=== Dataset entries ===

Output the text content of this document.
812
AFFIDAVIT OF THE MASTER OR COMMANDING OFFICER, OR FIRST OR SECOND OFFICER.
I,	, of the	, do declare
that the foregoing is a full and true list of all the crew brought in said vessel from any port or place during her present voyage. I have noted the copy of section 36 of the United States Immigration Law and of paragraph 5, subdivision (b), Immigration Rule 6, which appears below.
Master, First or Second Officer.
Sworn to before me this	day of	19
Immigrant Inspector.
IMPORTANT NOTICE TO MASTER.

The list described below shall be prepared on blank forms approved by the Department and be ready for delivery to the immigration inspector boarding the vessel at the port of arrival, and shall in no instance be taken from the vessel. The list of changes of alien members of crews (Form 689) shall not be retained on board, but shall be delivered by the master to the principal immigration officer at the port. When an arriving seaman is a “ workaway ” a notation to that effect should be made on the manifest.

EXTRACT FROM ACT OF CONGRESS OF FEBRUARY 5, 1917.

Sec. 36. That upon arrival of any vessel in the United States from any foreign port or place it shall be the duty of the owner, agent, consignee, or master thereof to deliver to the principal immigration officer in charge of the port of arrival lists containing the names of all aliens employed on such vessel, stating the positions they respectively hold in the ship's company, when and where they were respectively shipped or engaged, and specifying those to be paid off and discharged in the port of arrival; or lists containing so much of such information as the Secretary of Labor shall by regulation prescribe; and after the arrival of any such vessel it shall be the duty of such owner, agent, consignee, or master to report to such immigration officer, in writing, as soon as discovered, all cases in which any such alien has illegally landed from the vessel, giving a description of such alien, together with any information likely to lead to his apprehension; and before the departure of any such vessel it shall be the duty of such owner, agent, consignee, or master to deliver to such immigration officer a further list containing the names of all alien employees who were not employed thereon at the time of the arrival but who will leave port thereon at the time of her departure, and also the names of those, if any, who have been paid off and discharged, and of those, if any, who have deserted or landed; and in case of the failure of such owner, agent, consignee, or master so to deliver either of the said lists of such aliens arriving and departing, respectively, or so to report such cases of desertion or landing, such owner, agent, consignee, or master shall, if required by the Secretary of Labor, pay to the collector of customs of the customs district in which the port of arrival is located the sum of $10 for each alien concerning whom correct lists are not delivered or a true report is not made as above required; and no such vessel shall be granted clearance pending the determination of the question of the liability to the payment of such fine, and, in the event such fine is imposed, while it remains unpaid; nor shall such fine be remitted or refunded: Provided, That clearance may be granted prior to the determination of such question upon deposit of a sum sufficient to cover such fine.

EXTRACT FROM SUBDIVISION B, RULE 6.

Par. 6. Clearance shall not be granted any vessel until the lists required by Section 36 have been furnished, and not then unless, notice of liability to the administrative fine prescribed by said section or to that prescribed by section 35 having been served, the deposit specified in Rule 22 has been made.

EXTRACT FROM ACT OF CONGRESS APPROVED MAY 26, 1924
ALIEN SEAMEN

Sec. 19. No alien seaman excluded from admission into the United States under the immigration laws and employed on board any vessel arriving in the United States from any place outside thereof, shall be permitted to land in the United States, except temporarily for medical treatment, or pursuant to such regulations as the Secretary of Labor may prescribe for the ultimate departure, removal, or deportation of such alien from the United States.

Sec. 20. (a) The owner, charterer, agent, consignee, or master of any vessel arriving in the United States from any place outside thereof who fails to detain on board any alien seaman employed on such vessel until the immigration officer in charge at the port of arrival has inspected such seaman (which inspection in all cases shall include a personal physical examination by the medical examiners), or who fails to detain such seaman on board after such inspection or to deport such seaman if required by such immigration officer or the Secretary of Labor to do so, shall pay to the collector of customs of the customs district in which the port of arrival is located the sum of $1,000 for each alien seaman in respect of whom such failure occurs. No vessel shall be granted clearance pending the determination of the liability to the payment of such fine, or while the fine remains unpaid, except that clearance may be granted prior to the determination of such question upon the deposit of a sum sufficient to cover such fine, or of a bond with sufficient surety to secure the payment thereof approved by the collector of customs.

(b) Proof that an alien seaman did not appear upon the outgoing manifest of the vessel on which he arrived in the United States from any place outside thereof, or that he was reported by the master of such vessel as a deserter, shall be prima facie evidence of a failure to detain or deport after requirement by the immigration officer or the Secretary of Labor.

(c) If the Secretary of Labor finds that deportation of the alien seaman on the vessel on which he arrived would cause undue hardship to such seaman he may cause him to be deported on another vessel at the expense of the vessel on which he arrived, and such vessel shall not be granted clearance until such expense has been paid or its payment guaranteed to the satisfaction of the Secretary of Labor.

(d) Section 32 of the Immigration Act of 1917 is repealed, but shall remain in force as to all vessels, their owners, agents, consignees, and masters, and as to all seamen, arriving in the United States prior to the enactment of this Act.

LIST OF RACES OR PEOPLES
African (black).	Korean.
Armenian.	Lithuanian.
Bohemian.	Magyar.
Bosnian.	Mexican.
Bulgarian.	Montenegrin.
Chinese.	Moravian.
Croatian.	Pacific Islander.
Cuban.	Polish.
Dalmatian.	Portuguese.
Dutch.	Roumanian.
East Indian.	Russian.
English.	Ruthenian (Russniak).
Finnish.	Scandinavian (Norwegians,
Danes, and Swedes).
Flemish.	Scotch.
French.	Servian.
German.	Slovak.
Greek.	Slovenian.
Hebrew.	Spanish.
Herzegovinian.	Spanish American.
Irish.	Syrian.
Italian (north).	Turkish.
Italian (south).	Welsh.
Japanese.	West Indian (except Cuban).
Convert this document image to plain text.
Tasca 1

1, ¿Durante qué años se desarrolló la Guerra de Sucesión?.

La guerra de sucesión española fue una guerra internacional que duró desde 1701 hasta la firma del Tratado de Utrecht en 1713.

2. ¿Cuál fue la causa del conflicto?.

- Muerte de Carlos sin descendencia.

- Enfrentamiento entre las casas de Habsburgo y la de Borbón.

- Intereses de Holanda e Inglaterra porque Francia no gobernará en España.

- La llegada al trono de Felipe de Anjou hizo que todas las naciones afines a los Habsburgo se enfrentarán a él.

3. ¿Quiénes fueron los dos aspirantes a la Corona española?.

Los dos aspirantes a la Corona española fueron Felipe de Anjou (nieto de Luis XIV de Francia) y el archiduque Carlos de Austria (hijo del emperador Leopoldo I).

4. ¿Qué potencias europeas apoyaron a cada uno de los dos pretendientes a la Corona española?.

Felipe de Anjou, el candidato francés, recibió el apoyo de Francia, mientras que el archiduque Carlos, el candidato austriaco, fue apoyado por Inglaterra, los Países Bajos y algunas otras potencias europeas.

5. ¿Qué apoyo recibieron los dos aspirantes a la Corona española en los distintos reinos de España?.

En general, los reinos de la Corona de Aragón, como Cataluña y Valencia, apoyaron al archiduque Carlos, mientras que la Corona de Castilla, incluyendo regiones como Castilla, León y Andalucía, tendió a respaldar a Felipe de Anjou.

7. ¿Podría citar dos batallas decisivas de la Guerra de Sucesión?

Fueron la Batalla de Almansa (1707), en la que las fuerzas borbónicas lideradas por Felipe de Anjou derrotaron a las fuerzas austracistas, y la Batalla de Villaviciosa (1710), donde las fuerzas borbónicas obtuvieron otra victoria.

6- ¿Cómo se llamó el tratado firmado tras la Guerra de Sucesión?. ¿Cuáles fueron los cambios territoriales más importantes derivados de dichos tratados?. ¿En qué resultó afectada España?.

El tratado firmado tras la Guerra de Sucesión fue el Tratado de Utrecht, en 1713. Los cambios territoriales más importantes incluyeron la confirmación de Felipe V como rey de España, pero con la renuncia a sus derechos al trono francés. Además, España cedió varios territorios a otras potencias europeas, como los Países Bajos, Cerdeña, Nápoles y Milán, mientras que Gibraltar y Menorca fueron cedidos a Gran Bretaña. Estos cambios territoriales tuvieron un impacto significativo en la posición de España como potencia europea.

===

◆ Work to complete ◆
Reproduce all the data word for word.

◆ Result ◆
Output the text content of this document.
812
AFFIDAVIT OF THE MASTER OR COMMANDING OFFICER, OR FIRST OR SECOND OFFICER.
I,	, of the	, do declare
that the foregoing is a full and true list of all the crew brought in said vessel from any port or place during her present voyage. I have noted the copy of section 36 of the United States Immigration Law and of paragraph 5, subdivision (b), Immigration Rule 6, which appears below.
Master, First or Second Officer.
Sworn to before me this	day of	19
Immigrant Inspector.
IMPORTANT NOTICE TO MASTER.

The list described below shall be prepared on blank forms approved by the Department and be ready for delivery to the immigration inspector boarding the vessel at the port of arrival, and shall in no instance be taken from the vessel. The list of changes of alien members of crews (Form 689) shall not be retained on board, but shall be delivered by the master to the principal immigration officer at the port. When an arriving seaman is a “ workaway ” a notation to that effect should be made on the manifest.

EXTRACT FROM ACT OF CONGRESS OF FEBRUARY 5, 1917.

Sec. 36. That upon arrival of any vessel in the United States from any foreign port or place it shall be the duty of the owner, agent, consignee, or master thereof to deliver to the principal immigration officer in charge of the port of arrival lists containing the names of all aliens employed on such vessel, stating the positions they respectively hold in the ship's company, when and where they were respectively shipped or engaged, and specifying those to be paid off and discharged in the port of arrival; or lists containing so much of such information as the Secretary of Labor shall by regulation prescribe; and after the arrival of any such vessel it shall be the duty of such owner, agent, consignee, or master to report to such immigration officer, in writing, as soon as discovered, all cases in which any such alien has illegally landed from the vessel, giving a description of such alien, together with any information likely to lead to his apprehension; and before the departure of any such vessel it shall be the duty of such owner, agent, consignee, or master to deliver to such immigration officer a further list containing the names of all alien employees who were not employed thereon at the time of the arrival but who will leave port thereon at the time of her departure, and also the names of those, if any, who have been paid off and discharged, and of those, if any, who have deserted or landed; and in case of the failure of such owner, agent, consignee, or master so to deliver either of the said lists of such aliens arriving and departing, respectively, or so to report such cases of desertion or landing, such owner, agent, consignee, or master shall, if required by the Secretary of Labor, pay to the collector of customs of the customs district in which the port of arrival is located the sum of $10 for each alien concerning whom correct lists are not delivered or a true report is not made as above required; and no such vessel shall be granted clearance pending the determination of the question of the liability to the payment of such fine, and, in the event such fine is imposed, while it remains unpaid; nor shall such fine be remitted or refunded: Provided, That clearance may be granted prior to the determination of such question upon deposit of a sum sufficient to cover such fine.

EXTRACT FROM SUBDIVISION B, RULE 6.

Par. 6. Clearance shall not be granted any vessel until the lists required by Section 36 have been furnished, and not then unless, notice of liability to the administrative fine prescribed by said section or to that prescribed by section 35 having been served, the deposit specified in Rule 22 has been made.

EXTRACT FROM ACT OF CONGRESS APPROVED MAY 26, 1924
ALIEN SEAMEN

Sec. 19. No alien seaman excluded from admission into the United States under the immigration laws and employed on board any vessel arriving in the United States from any place outside thereof, shall be permitted to land in the United States, except temporarily for medical treatment, or pursuant to such regulations as the Secretary of Labor may prescribe for the ultimate departure, removal, or deportation of such alien from the United States.

Sec. 20. (a) The owner, charterer, agent, consignee, or master of any vessel arriving in the United States from any place outside thereof who fails to detain on board any alien seaman employed on such vessel until the immigration officer in charge at the port of arrival has inspected such seaman (which inspection in all cases shall include a personal physical examination by the medical examiners), or who fails to detain such seaman on board after such inspection or to deport such seaman if required by such immigration officer or the Secretary of Labor to do so, shall pay to the collector of customs of the customs district in which the port of arrival is located the sum of $1,000 for each alien seaman in respect of whom such failure occurs. No vessel shall be granted clearance pending the determination of the liability to the payment of such fine, or while the fine remains unpaid, except that clearance may be granted prior to the determination of such question upon the deposit of a sum sufficient to cover such fine, or of a bond with sufficient surety to secure the payment thereof approved by the collector of customs.

(b) Proof that an alien seaman did not appear upon the outgoing manifest of the vessel on which he arrived in the United States from any place outside thereof, or that he was reported by the master of such vessel as a deserter, shall be prima facie evidence of a failure to detain or deport after requirement by the immigration officer or the Secretary of Labor.

(c) If the Secretary of Labor finds that deportation of the alien seaman on the vessel on which he arrived would cause undue hardship to such seaman he may cause him to be deported on another vessel at the expense of the vessel on which he arrived, and such vessel shall not be granted clearance until such expense has been paid or its payment guaranteed to the satisfaction of the Secretary of Labor.

(d) Section 32 of the Immigration Act of 1917 is repealed, but shall remain in force as to all vessels, their owners, agents, consignees, and masters, and as to all seamen, arriving in the United States prior to the enactment of this Act.

LIST OF RACES OR PEOPLES
African (black).	Korean.
Armenian.	Lithuanian.
Bohemian.	Magyar.
Bosnian.	Mexican.
Bulgarian.	Montenegrin.
Chinese.	Moravian.
Croatian.	Pacific Islander.
Cuban.	Polish.
Dalmatian.	Portuguese.
Dutch.	Roumanian.
East Indian.	Russian.
English.	Ruthenian (Russniak).
Finnish.	Scandinavian (Norwegians,
Danes, and Swedes).
Flemish.	Scotch.
French.	Servian.
German.	Slovak.
Greek.	Slovenian.
Hebrew.	Spanish.
Herzegovinian.	Spanish American.
Irish.	Syrian.
Italian (north).	Turkish.
Italian (south).	Welsh.
Japanese.	West Indian (except Cuban).
Convert this document image to plain text.
Tasca 1

1, ¿Durante qué años se desarrolló la Guerra de Sucesión?.

La guerra de sucesión española fue una guerra internacional que duró desde 1701 hasta la firma del Tratado de Utrecht en 1713.

2. ¿Cuál fue la causa del conflicto?.

- Muerte de Carlos sin descendencia.

- Enfrentamiento entre las casas de Habsburgo y la de Borbón.

- Intereses de Holanda e Inglaterra porque Francia no gobernará en España.

- La llegada al trono de Felipe de Anjou hizo que todas las naciones afines a los Habsburgo se enfrentarán a él.

3. ¿Quiénes fueron los dos aspirantes a la Corona española?.

Los dos aspirantes a la Corona española fueron Felipe de Anjou (nieto de Luis XIV de Francia) y el archiduque Carlos de Austria (hijo del emperador Leopoldo I).

4. ¿Qué potencias europeas apoyaron a cada uno de los dos pretendientes a la Corona española?.

Felipe de Anjou, el candidato francés, recibió el apoyo de Francia, mientras que el archiduque Carlos, el candidato austriaco, fue apoyado por Inglaterra, los Países Bajos y algunas otras potencias europeas.

5. ¿Qué apoyo recibieron los dos aspirantes a la Corona española en los distintos reinos de España?.

En general, los reinos de la Corona de Aragón, como Cataluña y Valencia, apoyaron al archiduque Carlos, mientras que la Corona de Castilla, incluyendo regiones como Castilla, León y Andalucía, tendió a respaldar a Felipe de Anjou.

7. ¿Podría citar dos batallas decisivas de la Guerra de Sucesión?

Fueron la Batalla de Almansa (1707), en la que las fuerzas borbónicas lideradas por Felipe de Anjou derrotaron a las fuerzas austracistas, y la Batalla de Villaviciosa (1710), donde las fuerzas borbónicas obtuvieron otra victoria.

6- ¿Cómo se llamó el tratado firmado tras la Guerra de Sucesión?. ¿Cuáles fueron los cambios territoriales más importantes derivados de dichos tratados?. ¿En qué resultó afectada España?.

El tratado firmado tras la Guerra de Sucesión fue el Tratado de Utrecht, en 1713. Los cambios territoriales más importantes incluyeron la confirmación de Felipe V como rey de España, pero con la renuncia a sus derechos al trono francés. Además, España cedió varios territorios a otras potencias europeas, como los Países Bajos, Cerdeña, Nápoles y Milán, mientras que Gibraltar y Menorca fueron cedidos a Gran Bretaña. Estos cambios territoriales tuvieron un impacto significativo en la posición de España como potencia europea.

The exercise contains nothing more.